▸ **Exercise instructions**: Identify the lines containing the word "décembre". Copy each one.

------------------------------------------------------------------------

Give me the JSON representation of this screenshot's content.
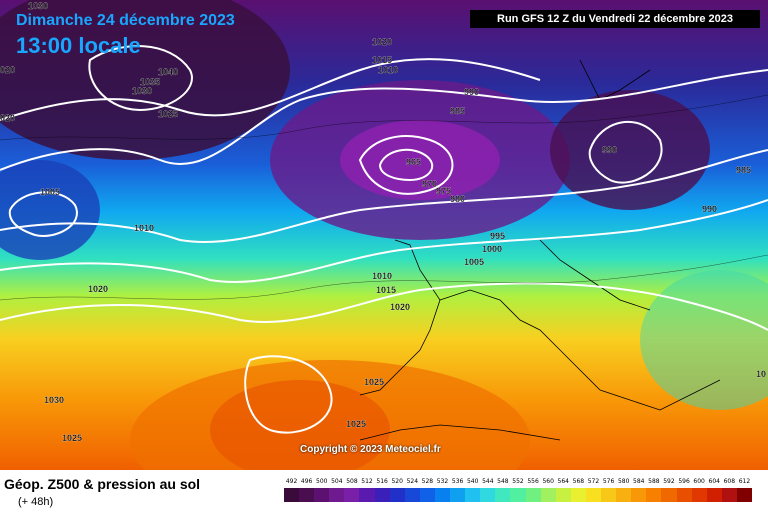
{
  "header": {
    "date": "Dimanche 24 décembre 2023",
    "time": "13:00 locale",
    "run": "Run GFS 12 Z du Vendredi 22 décembre 2023"
  },
  "footer": {
    "title": "Géop. Z500 & pression au sol",
    "subtitle": "(+ 48h)"
  },
  "copyright": "Copyright © 2023 Meteociel.fr",
  "scale_ticks": [
    "492",
    "496",
    "500",
    "504",
    "508",
    "512",
    "516",
    "520",
    "524",
    "528",
    "532",
    "536",
    "540",
    "544",
    "548",
    "552",
    "556",
    "560",
    "564",
    "568",
    "572",
    "576",
    "580",
    "584",
    "588",
    "592",
    "596",
    "600",
    "604",
    "608",
    "612"
  ],
  "scale_colors": [
    "#3a0a3a",
    "#4a0d50",
    "#5c1070",
    "#701a90",
    "#7a20a8",
    "#5a1ab0",
    "#3a20b8",
    "#2030c8",
    "#1848d8",
    "#1060e8",
    "#0880f0",
    "#10a0f0",
    "#20c0f0",
    "#30d8e0",
    "#40e8c0",
    "#50f0a0",
    "#70f080",
    "#a0f060",
    "#c8f040",
    "#e8f030",
    "#f8e020",
    "#f8c818",
    "#f8b010",
    "#f89808",
    "#f88000",
    "#f06800",
    "#e85000",
    "#e03800",
    "#d02000",
    "#b01010",
    "#800000"
  ],
  "isobar_labels": {
    "l1030a": "1030",
    "l1020a": "020",
    "l1020b": "020",
    "l1040": "1040",
    "l1035": "1035",
    "l1030b": "1030",
    "l1025a": "1025",
    "l1020c": "1020",
    "l1015a": "1015",
    "l1010a": "1010",
    "l990a": "990",
    "l985a": "985",
    "l965": "965",
    "l970": "970",
    "l975": "975",
    "l980": "980",
    "l990b": "990",
    "l985b": "985",
    "l990c": "990",
    "l1005a": "1005",
    "l1010b": "1010",
    "l995": "995",
    "l1000": "1000",
    "l1005b": "1005",
    "l1010c": "1010",
    "l1015b": "1015",
    "l1020d": "1020",
    "l1020e": "1020",
    "l1025b": "1025",
    "l1025c": "1025",
    "l1030c": "1030",
    "l1025d": "1025",
    "l10": "10"
  }
}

------------------------------------------------------------------------

▸ **Final result**:
    "date": "Dimanche 24 décembre 2023",
    "run": "Run GFS 12 Z du Vendredi 22 décembre 2023"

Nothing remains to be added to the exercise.